PROMPT
Return all lines from the listing below in which the string "alignment" occurs.

(Beginning of PROVIDED RECORDS)

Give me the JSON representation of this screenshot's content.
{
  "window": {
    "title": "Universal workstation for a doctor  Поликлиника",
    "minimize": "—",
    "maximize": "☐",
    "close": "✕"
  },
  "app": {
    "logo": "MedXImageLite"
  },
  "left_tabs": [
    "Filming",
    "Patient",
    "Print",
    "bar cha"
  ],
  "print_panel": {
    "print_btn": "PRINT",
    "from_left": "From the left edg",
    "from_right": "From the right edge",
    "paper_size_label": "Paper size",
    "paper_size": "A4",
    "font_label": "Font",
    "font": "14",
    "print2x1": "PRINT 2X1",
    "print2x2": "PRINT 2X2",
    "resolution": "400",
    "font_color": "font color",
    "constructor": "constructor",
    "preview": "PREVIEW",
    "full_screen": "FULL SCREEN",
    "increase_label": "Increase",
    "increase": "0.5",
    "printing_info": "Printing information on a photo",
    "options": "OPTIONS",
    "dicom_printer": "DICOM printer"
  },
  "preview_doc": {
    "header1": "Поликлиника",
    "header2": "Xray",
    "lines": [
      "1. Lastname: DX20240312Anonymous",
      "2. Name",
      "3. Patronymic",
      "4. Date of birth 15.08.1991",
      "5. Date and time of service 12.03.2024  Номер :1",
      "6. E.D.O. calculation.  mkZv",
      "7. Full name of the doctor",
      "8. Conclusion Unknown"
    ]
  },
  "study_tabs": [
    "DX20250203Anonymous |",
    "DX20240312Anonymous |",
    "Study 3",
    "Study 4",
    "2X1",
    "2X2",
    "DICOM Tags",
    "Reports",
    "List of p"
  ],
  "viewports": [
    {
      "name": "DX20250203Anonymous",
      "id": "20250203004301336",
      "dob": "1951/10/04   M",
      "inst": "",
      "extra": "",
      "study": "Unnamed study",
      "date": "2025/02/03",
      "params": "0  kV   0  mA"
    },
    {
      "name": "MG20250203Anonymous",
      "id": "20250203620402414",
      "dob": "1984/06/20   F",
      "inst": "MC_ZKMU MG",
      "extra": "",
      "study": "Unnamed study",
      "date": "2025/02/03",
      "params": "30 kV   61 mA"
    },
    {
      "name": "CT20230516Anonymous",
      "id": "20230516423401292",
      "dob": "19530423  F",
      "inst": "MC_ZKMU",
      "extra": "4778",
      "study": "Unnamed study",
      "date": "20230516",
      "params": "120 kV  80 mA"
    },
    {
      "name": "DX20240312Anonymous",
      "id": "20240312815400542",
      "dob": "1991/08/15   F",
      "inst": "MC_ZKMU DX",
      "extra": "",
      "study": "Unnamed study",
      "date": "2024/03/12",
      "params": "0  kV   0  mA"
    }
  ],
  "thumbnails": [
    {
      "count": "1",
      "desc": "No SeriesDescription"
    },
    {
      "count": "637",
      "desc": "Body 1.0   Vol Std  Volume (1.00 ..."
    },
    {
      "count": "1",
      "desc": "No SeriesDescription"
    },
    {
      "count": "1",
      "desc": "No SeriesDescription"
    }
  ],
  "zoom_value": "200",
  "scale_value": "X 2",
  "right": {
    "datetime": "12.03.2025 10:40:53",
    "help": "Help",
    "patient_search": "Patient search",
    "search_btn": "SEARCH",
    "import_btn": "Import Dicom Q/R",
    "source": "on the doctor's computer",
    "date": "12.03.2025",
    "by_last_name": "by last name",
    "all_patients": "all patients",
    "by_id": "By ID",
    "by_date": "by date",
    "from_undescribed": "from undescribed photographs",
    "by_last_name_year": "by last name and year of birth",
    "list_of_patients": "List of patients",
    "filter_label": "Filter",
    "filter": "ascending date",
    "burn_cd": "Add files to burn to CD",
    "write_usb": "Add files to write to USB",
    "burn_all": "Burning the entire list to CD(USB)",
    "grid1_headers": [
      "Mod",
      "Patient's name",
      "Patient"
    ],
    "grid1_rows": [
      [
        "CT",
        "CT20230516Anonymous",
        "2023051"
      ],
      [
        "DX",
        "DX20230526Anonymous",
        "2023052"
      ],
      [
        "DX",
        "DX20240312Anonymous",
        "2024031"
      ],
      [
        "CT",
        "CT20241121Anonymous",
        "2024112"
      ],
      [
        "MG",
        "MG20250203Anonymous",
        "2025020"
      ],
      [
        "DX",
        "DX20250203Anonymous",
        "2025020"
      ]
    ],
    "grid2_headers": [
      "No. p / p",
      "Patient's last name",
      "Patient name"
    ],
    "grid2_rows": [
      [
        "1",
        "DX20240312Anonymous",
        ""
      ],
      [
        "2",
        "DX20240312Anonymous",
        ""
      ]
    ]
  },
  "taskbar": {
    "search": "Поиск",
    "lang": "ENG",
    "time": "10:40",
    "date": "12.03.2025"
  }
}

(End of PROVIDED RECORDS)
(Beginning of PROVIDED RECORDS)

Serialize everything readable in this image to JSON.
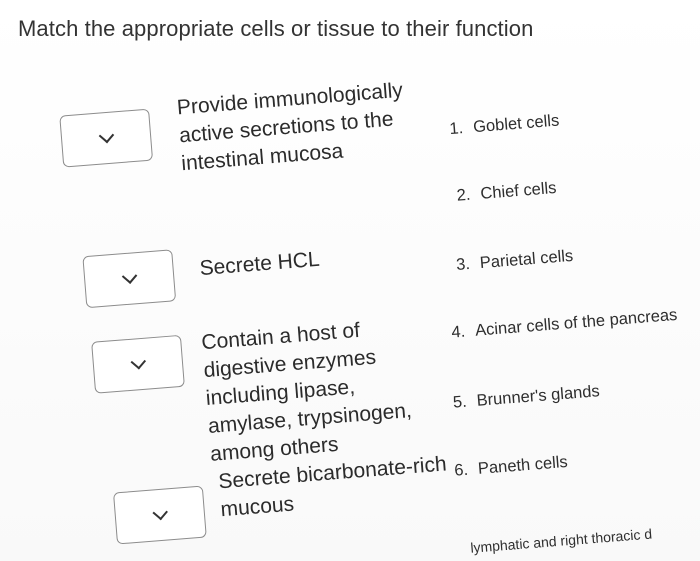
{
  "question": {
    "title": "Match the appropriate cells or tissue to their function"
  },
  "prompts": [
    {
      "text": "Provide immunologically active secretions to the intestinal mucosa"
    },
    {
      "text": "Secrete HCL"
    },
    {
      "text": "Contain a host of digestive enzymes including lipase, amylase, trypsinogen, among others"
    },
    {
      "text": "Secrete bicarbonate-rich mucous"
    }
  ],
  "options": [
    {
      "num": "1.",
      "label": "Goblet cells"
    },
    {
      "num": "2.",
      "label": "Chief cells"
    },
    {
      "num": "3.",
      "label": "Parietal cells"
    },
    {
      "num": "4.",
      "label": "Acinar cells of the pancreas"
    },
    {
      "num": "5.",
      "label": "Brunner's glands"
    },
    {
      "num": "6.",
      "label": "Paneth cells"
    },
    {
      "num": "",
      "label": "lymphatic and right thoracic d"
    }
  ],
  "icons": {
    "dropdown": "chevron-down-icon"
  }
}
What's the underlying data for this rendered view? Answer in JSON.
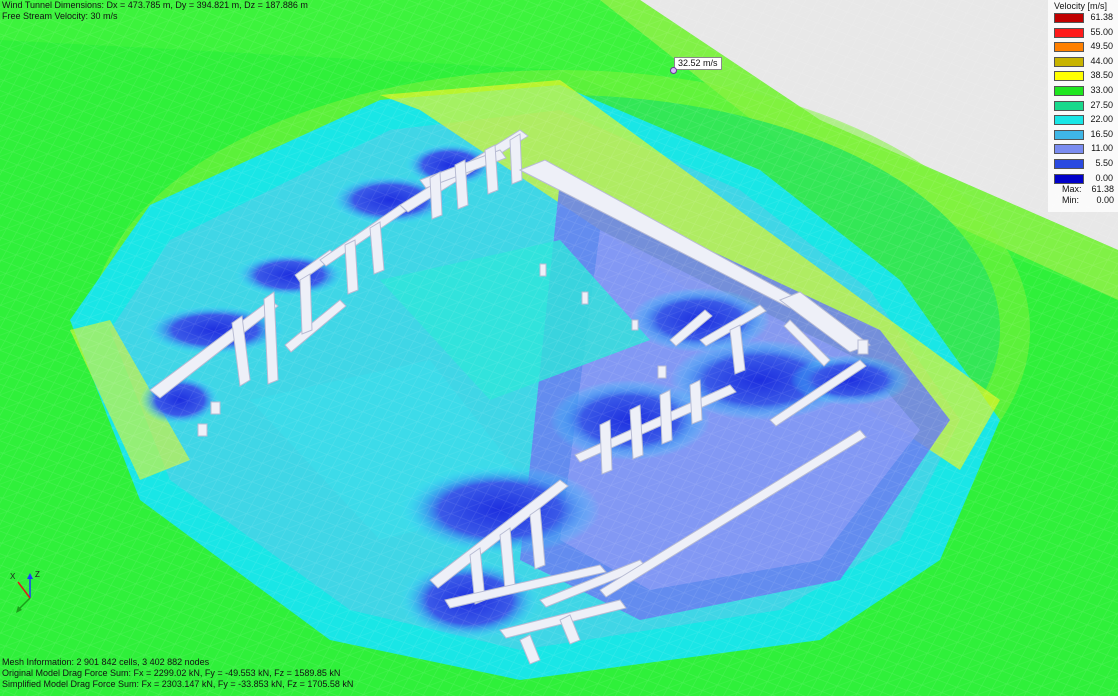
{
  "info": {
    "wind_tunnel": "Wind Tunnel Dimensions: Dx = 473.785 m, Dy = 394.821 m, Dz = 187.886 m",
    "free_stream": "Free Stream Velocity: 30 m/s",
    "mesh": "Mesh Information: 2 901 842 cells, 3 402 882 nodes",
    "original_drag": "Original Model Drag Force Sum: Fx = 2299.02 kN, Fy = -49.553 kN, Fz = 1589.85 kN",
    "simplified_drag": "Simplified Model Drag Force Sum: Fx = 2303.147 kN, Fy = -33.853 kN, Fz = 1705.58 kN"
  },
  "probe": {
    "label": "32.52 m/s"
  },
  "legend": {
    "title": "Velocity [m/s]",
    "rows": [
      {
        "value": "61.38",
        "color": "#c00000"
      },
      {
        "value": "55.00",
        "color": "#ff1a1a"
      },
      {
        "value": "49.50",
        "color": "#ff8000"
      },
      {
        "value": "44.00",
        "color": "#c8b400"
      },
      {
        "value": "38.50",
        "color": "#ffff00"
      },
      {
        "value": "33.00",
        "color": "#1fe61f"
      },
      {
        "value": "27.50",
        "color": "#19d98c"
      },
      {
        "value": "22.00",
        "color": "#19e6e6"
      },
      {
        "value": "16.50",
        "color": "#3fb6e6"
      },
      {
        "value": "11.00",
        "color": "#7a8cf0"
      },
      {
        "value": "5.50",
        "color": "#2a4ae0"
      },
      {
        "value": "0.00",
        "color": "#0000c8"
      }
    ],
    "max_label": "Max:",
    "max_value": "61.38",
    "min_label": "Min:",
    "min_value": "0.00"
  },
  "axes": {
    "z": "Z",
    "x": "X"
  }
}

(End of PROVIDED RECORDS)
(Beginning of PROVIDED RECORDS)

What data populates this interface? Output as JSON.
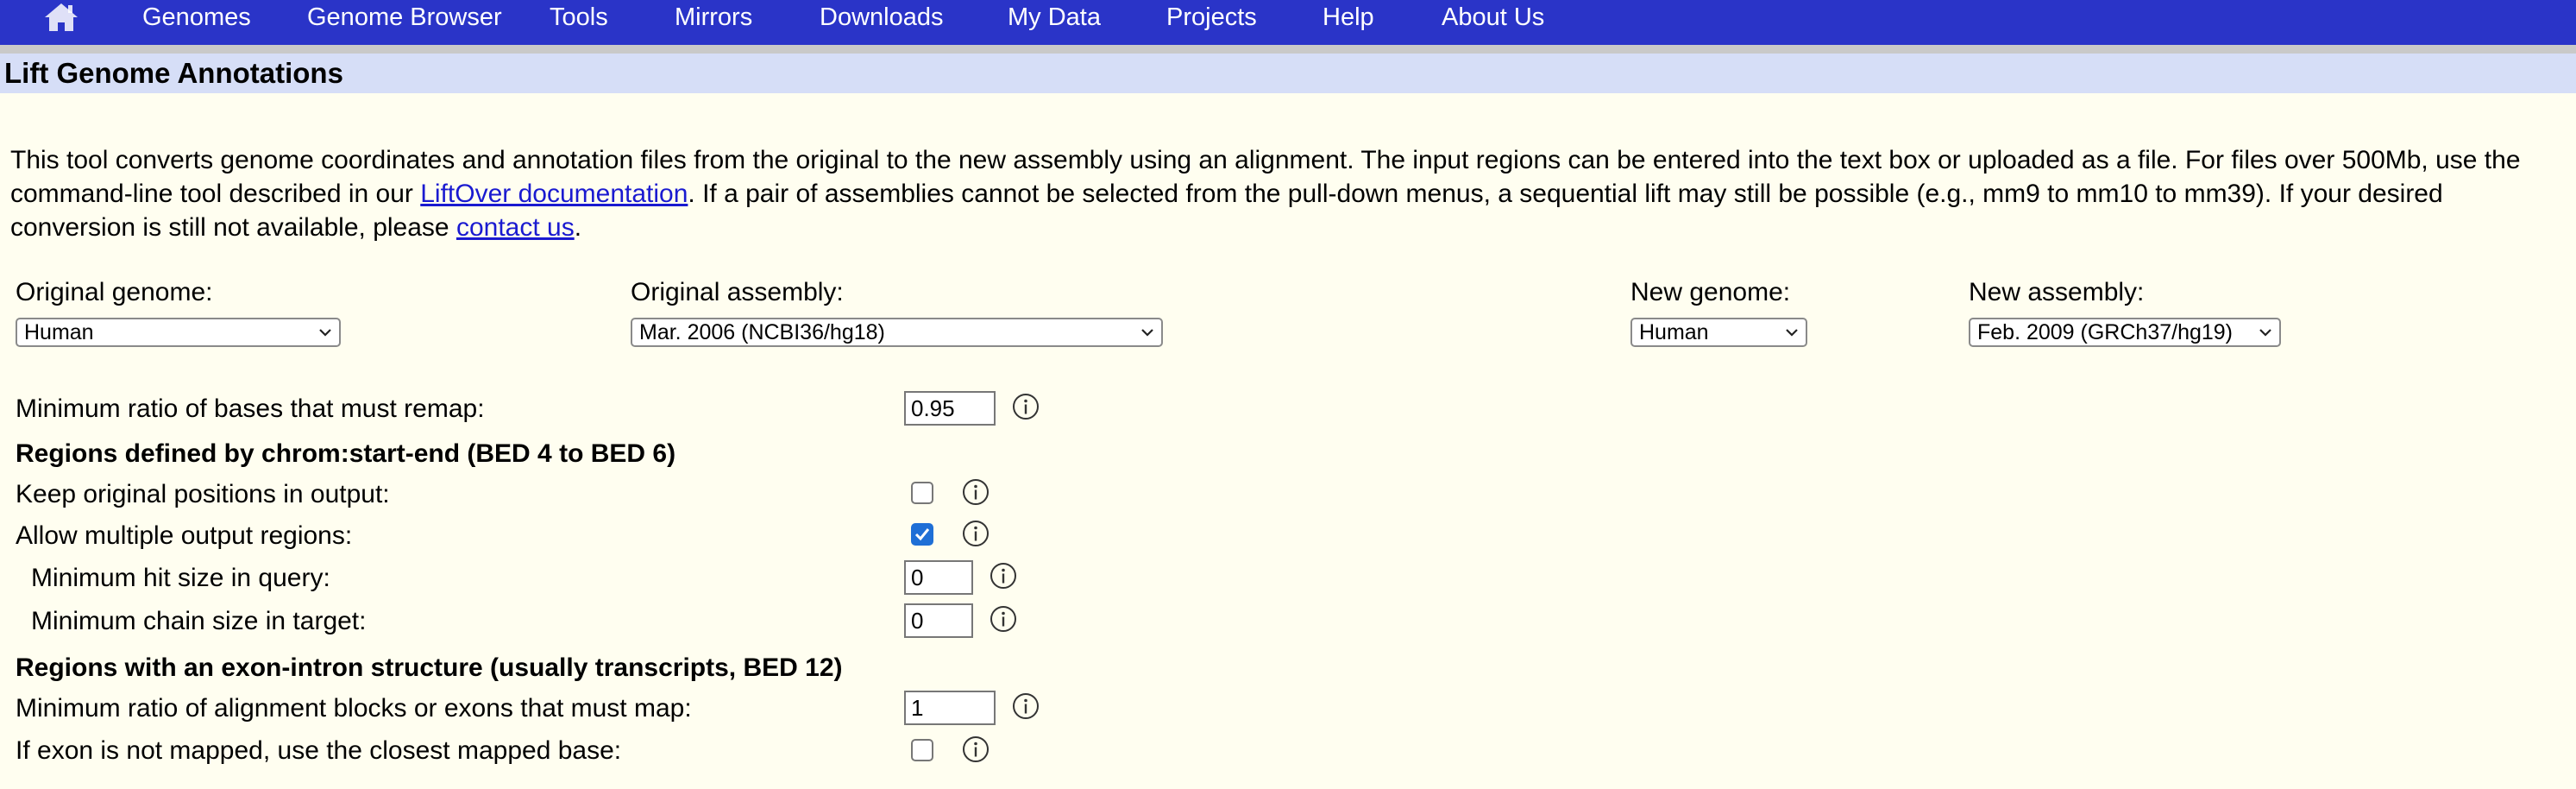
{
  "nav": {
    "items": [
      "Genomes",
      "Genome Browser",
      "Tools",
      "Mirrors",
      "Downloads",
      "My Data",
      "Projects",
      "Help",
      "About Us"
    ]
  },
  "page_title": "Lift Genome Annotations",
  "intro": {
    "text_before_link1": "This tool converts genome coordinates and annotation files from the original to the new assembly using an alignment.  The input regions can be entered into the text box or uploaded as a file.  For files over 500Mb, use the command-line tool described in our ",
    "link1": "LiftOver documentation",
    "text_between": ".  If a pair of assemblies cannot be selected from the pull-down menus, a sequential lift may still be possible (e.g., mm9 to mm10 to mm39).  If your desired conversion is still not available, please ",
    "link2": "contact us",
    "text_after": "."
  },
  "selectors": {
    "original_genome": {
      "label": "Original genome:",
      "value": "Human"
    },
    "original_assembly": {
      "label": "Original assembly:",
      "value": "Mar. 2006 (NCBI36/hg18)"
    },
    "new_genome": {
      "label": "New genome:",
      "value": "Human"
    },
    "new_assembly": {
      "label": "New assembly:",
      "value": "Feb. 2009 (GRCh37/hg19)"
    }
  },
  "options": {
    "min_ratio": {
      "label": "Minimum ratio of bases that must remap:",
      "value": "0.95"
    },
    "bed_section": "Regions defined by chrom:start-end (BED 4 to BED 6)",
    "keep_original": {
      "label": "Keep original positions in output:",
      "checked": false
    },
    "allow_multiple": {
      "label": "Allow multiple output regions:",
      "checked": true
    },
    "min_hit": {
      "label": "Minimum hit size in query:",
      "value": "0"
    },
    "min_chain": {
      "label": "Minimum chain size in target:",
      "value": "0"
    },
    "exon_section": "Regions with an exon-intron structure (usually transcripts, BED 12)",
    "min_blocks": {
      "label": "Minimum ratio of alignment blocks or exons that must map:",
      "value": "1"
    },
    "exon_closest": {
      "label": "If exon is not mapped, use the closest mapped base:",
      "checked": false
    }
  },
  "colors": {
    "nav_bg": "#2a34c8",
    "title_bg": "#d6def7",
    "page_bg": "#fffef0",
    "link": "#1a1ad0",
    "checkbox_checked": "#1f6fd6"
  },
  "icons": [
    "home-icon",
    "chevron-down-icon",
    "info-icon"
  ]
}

(End of PROVIDED RECORDS)

TASK SOLUTION
    "text_before_link1": "This tool converts genome coordinates and annotation files from the original to the new assembly using an alignment.  The input regions can be entered into the text box or uploaded as a file.  For files over 500Mb, use the command-line tool described in our ",
      "label": "Minimum ratio of alignment blocks or exons that must map:",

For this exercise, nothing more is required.